Start of Materials provided
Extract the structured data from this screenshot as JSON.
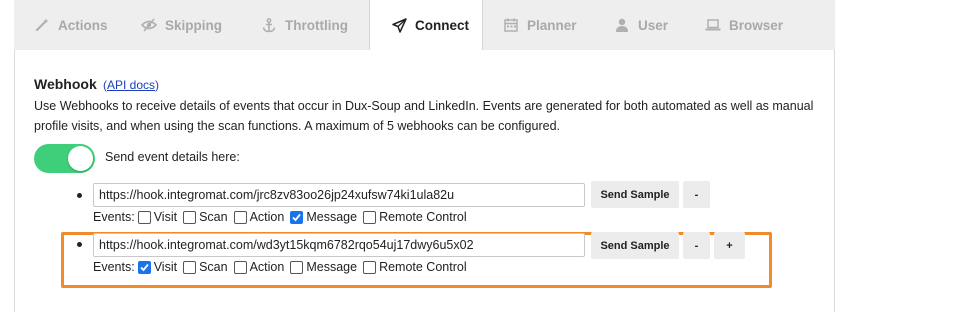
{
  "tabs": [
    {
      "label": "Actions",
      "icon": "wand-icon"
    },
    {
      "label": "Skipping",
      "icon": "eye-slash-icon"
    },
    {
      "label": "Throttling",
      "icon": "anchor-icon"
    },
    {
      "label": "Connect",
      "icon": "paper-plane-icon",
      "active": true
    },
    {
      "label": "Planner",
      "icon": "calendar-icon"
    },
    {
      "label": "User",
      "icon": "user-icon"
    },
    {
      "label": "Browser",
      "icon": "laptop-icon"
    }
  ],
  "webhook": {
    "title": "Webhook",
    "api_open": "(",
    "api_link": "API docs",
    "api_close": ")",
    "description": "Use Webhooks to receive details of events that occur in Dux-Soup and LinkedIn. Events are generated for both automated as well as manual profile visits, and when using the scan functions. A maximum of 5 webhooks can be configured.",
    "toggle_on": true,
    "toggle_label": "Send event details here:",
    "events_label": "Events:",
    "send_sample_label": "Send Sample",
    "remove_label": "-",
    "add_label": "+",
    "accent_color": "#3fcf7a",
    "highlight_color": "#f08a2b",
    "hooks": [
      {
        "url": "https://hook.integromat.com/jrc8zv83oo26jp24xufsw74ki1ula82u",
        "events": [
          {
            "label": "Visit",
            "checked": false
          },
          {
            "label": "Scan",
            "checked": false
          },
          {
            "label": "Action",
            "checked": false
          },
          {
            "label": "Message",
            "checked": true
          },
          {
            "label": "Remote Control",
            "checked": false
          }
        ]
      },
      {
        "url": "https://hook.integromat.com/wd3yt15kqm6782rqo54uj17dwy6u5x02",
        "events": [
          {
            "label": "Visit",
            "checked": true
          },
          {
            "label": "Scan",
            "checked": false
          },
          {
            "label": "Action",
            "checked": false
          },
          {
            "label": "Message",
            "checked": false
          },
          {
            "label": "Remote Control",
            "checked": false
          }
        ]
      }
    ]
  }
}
End of Materials provided
Start of Materials provided
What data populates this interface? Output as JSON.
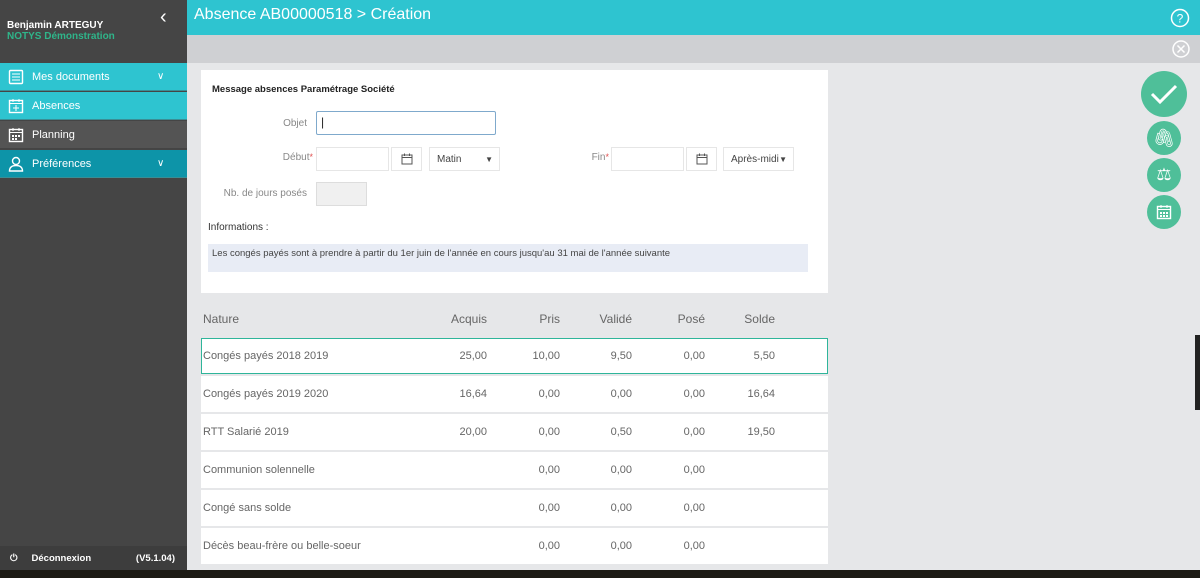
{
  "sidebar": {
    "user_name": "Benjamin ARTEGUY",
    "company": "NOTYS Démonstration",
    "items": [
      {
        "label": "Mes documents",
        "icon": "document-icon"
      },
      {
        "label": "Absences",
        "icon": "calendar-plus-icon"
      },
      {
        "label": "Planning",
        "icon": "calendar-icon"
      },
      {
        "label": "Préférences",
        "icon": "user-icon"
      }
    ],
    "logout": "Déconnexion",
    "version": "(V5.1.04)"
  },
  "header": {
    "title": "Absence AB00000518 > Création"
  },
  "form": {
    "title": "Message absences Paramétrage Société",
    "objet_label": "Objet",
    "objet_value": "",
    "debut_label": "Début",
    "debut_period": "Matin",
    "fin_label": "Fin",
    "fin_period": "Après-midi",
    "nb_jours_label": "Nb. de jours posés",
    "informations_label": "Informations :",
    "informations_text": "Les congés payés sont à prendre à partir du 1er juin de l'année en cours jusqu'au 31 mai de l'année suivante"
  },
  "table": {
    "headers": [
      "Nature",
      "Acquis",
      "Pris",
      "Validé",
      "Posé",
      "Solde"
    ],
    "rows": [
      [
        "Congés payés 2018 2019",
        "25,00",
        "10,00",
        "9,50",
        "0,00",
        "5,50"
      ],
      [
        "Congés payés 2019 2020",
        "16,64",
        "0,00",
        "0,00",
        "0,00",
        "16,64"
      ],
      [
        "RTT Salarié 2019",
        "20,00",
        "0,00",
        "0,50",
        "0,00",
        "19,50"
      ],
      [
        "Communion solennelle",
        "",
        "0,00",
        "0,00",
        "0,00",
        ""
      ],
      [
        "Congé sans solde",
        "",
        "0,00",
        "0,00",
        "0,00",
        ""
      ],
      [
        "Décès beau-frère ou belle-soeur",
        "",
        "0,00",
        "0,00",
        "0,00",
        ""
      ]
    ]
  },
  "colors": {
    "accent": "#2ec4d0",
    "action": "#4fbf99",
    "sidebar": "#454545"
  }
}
End of Materials provided
* Directive: Identify the lines in the entries that hold "payés" and return each one.

* Full solution:
    "informations_text": "Les congés payés sont à prendre à partir du 1er juin de l'année en cours jusqu'au 31 mai de l'année suivante"
        "Congés payés 2018 2019",
        "Congés payés 2019 2020",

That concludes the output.